节选文本:
┏━━

2、对应最长上升子序列设定数组dp【i】,表示序列以i结尾的最长上升子序列能够建立的点的个数。那么对应状态转移方程:
dp【i】=max(dp【j】+1,dp【i】)【j<i&&点j比点i低(a[i].x>=a[j].x&&a[i].y>=a[j].y)】;
在dp过程中,维护一个最大len,表示整个序列的最长上升子序列的长度。len=max(dp【i】,len)
3、那么对应最小花费要如何处理呢?我们对应也设定一个dp数组:dpcost【i】表示序列以i结尾的最长上升子序列的最小花费。
那么其状态转移方程:
if(dp【j】+1>dp【i】)dpcost【i】=dpcost【j】+a【i】.w;
if(dp【j】+1==dp【i】&&dpcost【i】<dpcost【j】+a【i】.w)dpcost【i】=dpcost【j】+a【i】.w;
4、对应细节比较多,谨慎一点就可以了,具体内容参考代码
Ac代码:
#include<stdio.h>
#include<string.h>
#include<iostream>
#include<algorithm>
using namespace std;
struct node
{
int x,y,w;
}a[100000];
int cmp(node a,node b)
{
if(a.x==b.x)
{
return a.y<b.y;
}
else return a.x<b.x;
}
int dp[10002];
int dpcost[100005];
int main()
{
int t;
int kase=0;
scanf("%d",&t);
while(t--)

┗━━

练习题目 A: 请照原样抄写讲最长上升子序列的节选文本中的一段，从“2、对应最长上升子序列设定数”开始，一直到“max(dp【i】,len)”为止，首尾两处都包括在内。
练习题目 B:
根据讲最长上升子序列的节选文本，回答下面的问题：
(i) 数组dp【i】表示什么？
(ii) 在dp过程中维护的len表示什么？
(iii) 代码中的结构体node包含哪几个整型成员？

所给材料:
┏━━

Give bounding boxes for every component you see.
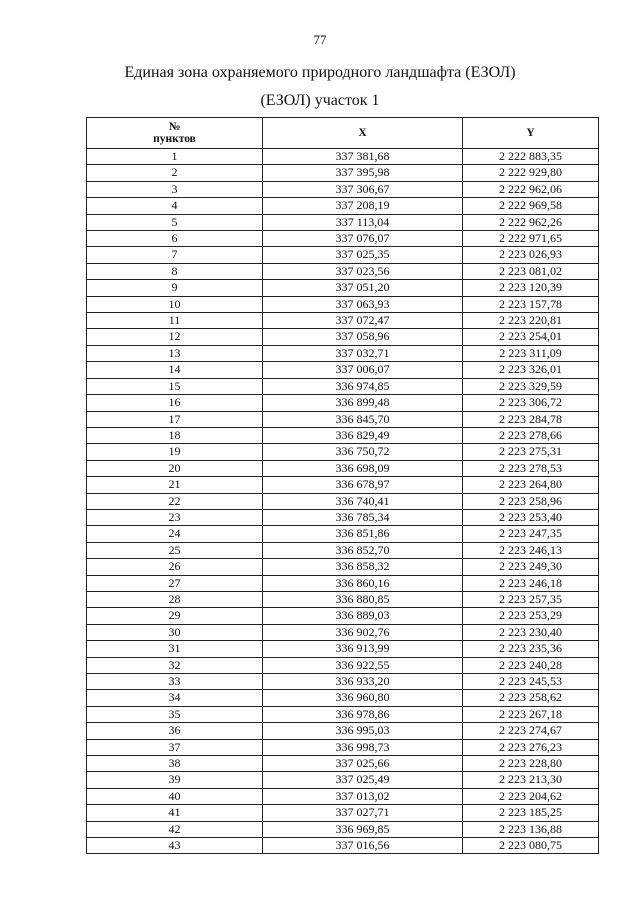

┗━━

参考解答 A:
2、对应最长上升子序列设定数组dp【i】,表示序列以i结尾的最长上升子序列能够建立的点的个数。那么对应状态转移方程:
dp【i】=max(dp【j】+1,dp【i】)【j<i&&点j比点i低(a[i].x>=a[j].x&&a[i].y>=a[j].y)】;
在dp过程中,维护一个最大len,表示整个序列的最长上升子序列的长度。len=max(dp【i】,len)

参考解答 B:
(i) dp【i】表示序列以i结尾的最长上升子序列能够建立的点的个数。
(ii) len表示整个序列的最长上升子序列的长度。
(iii) 结构体node包含x、y、w三个整型成员。